+++ DATA TO PROCESS +++
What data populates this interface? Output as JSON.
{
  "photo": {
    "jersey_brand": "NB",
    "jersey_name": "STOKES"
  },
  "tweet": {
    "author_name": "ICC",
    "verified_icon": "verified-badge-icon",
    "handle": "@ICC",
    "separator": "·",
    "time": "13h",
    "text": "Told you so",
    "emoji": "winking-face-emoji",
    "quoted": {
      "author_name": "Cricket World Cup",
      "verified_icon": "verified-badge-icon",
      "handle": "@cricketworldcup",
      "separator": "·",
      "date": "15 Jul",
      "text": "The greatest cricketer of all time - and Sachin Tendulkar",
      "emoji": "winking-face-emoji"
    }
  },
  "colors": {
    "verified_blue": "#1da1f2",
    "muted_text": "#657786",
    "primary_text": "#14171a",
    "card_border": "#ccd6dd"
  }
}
+++
(REQUIRED WORK): Exact output of every entry is required.

(EXERCISE SOLUTION):
What data populates this interface? Output as JSON.
{
  "photo": {
    "jersey_brand": "NB",
    "jersey_name": "STOKES"
  },
  "tweet": {
    "author_name": "ICC",
    "verified_icon": "verified-badge-icon",
    "handle": "@ICC",
    "separator": "·",
    "time": "13h",
    "text": "Told you so",
    "emoji": "winking-face-emoji",
    "quoted": {
      "author_name": "Cricket World Cup",
      "verified_icon": "verified-badge-icon",
      "handle": "@cricketworldcup",
      "separator": "·",
      "date": "15 Jul",
      "text": "The greatest cricketer of all time - and Sachin Tendulkar",
      "emoji": "winking-face-emoji"
    }
  },
  "colors": {
    "verified_blue": "#1da1f2",
    "muted_text": "#657786",
    "primary_text": "#14171a",
    "card_border": "#ccd6dd"
  }
}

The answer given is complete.